== Provided information ==

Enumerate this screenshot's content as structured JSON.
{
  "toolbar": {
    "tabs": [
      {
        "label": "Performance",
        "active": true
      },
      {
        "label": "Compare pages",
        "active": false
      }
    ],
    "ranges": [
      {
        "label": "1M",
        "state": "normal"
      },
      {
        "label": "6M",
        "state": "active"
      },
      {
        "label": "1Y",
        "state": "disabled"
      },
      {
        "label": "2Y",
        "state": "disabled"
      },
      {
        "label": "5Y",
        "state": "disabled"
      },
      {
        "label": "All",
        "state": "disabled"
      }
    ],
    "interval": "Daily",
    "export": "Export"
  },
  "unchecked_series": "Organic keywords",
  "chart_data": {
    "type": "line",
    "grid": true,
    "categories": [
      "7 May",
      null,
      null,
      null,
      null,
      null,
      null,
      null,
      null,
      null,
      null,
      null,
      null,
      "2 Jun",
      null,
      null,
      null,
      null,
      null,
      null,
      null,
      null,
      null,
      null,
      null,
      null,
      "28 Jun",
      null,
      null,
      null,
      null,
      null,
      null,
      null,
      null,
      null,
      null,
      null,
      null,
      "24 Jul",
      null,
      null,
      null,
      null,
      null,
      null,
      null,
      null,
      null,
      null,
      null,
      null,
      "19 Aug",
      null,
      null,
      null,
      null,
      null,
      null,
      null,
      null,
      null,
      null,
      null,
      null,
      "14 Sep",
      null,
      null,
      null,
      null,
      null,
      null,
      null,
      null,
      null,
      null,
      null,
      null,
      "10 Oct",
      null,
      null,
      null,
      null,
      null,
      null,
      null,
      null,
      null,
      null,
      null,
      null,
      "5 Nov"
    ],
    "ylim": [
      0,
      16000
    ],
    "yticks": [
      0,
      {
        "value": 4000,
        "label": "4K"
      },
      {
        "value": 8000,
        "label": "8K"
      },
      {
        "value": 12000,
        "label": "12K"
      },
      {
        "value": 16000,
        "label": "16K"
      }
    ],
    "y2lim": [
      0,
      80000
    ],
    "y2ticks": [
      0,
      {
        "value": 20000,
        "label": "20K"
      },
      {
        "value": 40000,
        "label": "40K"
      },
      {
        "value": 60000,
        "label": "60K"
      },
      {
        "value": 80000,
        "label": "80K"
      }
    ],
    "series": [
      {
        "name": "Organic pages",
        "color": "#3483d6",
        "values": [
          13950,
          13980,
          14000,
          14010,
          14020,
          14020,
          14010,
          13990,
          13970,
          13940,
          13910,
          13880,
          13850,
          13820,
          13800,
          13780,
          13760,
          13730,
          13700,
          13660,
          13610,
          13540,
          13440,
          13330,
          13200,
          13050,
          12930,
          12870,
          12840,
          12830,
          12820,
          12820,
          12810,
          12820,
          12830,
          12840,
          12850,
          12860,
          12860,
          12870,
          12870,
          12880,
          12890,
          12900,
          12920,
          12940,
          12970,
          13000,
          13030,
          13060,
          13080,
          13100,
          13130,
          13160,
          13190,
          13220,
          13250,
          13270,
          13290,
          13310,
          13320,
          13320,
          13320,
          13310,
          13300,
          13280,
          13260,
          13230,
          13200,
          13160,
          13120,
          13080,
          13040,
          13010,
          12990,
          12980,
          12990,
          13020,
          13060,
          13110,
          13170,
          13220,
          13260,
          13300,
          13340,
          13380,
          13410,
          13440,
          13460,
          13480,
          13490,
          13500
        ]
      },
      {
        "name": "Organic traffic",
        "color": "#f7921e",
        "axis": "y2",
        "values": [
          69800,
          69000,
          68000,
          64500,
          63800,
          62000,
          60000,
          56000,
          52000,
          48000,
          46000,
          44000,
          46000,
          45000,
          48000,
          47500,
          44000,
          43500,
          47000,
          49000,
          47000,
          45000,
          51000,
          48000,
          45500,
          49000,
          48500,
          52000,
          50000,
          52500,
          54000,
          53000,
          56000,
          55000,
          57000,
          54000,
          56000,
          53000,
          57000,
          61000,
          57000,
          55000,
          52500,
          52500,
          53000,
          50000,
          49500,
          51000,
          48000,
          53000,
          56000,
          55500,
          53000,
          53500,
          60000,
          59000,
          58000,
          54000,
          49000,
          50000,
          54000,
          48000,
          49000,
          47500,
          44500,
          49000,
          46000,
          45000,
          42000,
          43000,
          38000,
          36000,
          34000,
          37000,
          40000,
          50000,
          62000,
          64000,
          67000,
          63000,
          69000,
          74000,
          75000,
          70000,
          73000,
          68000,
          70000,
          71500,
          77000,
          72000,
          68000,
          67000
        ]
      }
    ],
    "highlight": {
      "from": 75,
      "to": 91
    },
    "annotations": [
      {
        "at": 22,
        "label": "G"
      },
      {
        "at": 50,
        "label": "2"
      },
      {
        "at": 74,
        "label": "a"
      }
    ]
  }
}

===

Directions for this task
From the records above, extract every line exactly as it stands.

Completed task
Enumerate this screenshot's content as structured JSON.
{
  "toolbar": {
    "tabs": [
      {
        "label": "Performance",
        "active": true
      },
      {
        "label": "Compare pages",
        "active": false
      }
    ],
    "ranges": [
      {
        "label": "1M",
        "state": "normal"
      },
      {
        "label": "6M",
        "state": "active"
      },
      {
        "label": "1Y",
        "state": "disabled"
      },
      {
        "label": "2Y",
        "state": "disabled"
      },
      {
        "label": "5Y",
        "state": "disabled"
      },
      {
        "label": "All",
        "state": "disabled"
      }
    ],
    "interval": "Daily",
    "export": "Export"
  },
  "unchecked_series": "Organic keywords",
  "chart_data": {
    "type": "line",
    "grid": true,
    "categories": [
      "7 May",
      null,
      null,
      null,
      null,
      null,
      null,
      null,
      null,
      null,
      null,
      null,
      null,
      "2 Jun",
      null,
      null,
      null,
      null,
      null,
      null,
      null,
      null,
      null,
      null,
      null,
      null,
      "28 Jun",
      null,
      null,
      null,
      null,
      null,
      null,
      null,
      null,
      null,
      null,
      null,
      null,
      "24 Jul",
      null,
      null,
      null,
      null,
      null,
      null,
      null,
      null,
      null,
      null,
      null,
      null,
      "19 Aug",
      null,
      null,
      null,
      null,
      null,
      null,
      null,
      null,
      null,
      null,
      null,
      null,
      "14 Sep",
      null,
      null,
      null,
      null,
      null,
      null,
      null,
      null,
      null,
      null,
      null,
      null,
      "10 Oct",
      null,
      null,
      null,
      null,
      null,
      null,
      null,
      null,
      null,
      null,
      null,
      null,
      "5 Nov"
    ],
    "ylim": [
      0,
      16000
    ],
    "yticks": [
      0,
      {
        "value": 4000,
        "label": "4K"
      },
      {
        "value": 8000,
        "label": "8K"
      },
      {
        "value": 12000,
        "label": "12K"
      },
      {
        "value": 16000,
        "label": "16K"
      }
    ],
    "y2lim": [
      0,
      80000
    ],
    "y2ticks": [
      0,
      {
        "value": 20000,
        "label": "20K"
      },
      {
        "value": 40000,
        "label": "40K"
      },
      {
        "value": 60000,
        "label": "60K"
      },
      {
        "value": 80000,
        "label": "80K"
      }
    ],
    "series": [
      {
        "name": "Organic pages",
        "color": "#3483d6",
        "values": [
          13950,
          13980,
          14000,
          14010,
          14020,
          14020,
          14010,
          13990,
          13970,
          13940,
          13910,
          13880,
          13850,
          13820,
          13800,
          13780,
          13760,
          13730,
          13700,
          13660,
          13610,
          13540,
          13440,
          13330,
          13200,
          13050,
          12930,
          12870,
          12840,
          12830,
          12820,
          12820,
          12810,
          12820,
          12830,
          12840,
          12850,
          12860,
          12860,
          12870,
          12870,
          12880,
          12890,
          12900,
          12920,
          12940,
          12970,
          13000,
          13030,
          13060,
          13080,
          13100,
          13130,
          13160,
          13190,
          13220,
          13250,
          13270,
          13290,
          13310,
          13320,
          13320,
          13320,
          13310,
          13300,
          13280,
          13260,
          13230,
          13200,
          13160,
          13120,
          13080,
          13040,
          13010,
          12990,
          12980,
          12990,
          13020,
          13060,
          13110,
          13170,
          13220,
          13260,
          13300,
          13340,
          13380,
          13410,
          13440,
          13460,
          13480,
          13490,
          13500
        ]
      },
      {
        "name": "Organic traffic",
        "color": "#f7921e",
        "axis": "y2",
        "values": [
          69800,
          69000,
          68000,
          64500,
          63800,
          62000,
          60000,
          56000,
          52000,
          48000,
          46000,
          44000,
          46000,
          45000,
          48000,
          47500,
          44000,
          43500,
          47000,
          49000,
          47000,
          45000,
          51000,
          48000,
          45500,
          49000,
          48500,
          52000,
          50000,
          52500,
          54000,
          53000,
          56000,
          55000,
          57000,
          54000,
          56000,
          53000,
          57000,
          61000,
          57000,
          55000,
          52500,
          52500,
          53000,
          50000,
          49500,
          51000,
          48000,
          53000,
          56000,
          55500,
          53000,
          53500,
          60000,
          59000,
          58000,
          54000,
          49000,
          50000,
          54000,
          48000,
          49000,
          47500,
          44500,
          49000,
          46000,
          45000,
          42000,
          43000,
          38000,
          36000,
          34000,
          37000,
          40000,
          50000,
          62000,
          64000,
          67000,
          63000,
          69000,
          74000,
          75000,
          70000,
          73000,
          68000,
          70000,
          71500,
          77000,
          72000,
          68000,
          67000
        ]
      }
    ],
    "highlight": {
      "from": 75,
      "to": 91
    },
    "annotations": [
      {
        "at": 22,
        "label": "G"
      },
      {
        "at": 50,
        "label": "2"
      },
      {
        "at": 74,
        "label": "a"
      }
    ]
  }
}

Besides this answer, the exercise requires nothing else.